Material »
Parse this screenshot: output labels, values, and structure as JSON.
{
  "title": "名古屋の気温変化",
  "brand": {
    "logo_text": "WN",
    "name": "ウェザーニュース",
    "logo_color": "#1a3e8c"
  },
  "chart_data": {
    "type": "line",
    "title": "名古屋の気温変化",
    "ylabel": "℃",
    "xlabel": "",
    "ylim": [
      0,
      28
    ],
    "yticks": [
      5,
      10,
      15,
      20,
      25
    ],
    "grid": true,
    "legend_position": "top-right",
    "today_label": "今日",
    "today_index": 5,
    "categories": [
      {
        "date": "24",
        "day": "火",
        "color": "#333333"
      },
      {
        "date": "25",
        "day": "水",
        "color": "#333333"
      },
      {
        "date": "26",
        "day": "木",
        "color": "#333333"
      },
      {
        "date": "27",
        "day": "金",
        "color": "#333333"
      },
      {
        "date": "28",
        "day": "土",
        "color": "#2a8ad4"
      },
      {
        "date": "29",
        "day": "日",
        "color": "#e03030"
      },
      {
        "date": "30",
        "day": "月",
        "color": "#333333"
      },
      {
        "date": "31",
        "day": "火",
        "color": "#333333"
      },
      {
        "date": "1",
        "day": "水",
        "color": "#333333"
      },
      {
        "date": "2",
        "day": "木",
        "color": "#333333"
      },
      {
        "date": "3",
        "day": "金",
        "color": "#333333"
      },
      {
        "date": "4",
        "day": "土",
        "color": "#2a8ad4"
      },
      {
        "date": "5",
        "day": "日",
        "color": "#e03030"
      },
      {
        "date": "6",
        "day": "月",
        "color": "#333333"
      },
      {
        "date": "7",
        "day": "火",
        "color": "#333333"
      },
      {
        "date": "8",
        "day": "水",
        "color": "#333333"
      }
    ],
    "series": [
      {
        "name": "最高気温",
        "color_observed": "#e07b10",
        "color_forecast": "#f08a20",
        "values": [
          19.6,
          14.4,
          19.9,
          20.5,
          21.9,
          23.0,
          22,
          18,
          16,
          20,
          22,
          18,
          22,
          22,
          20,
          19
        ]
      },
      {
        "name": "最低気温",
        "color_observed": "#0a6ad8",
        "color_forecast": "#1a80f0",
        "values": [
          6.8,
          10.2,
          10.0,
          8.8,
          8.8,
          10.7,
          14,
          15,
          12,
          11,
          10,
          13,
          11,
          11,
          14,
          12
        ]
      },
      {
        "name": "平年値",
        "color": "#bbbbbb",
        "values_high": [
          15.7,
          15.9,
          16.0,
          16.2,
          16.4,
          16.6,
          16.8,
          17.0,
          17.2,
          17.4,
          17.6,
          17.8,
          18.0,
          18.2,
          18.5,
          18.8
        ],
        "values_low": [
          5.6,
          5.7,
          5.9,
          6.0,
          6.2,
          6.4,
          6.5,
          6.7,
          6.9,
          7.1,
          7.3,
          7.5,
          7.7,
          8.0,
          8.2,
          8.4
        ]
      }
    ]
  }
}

Task requirements » Of all the lines above, how many contain the word "name"? Give the number and nothing else.

Final result » 4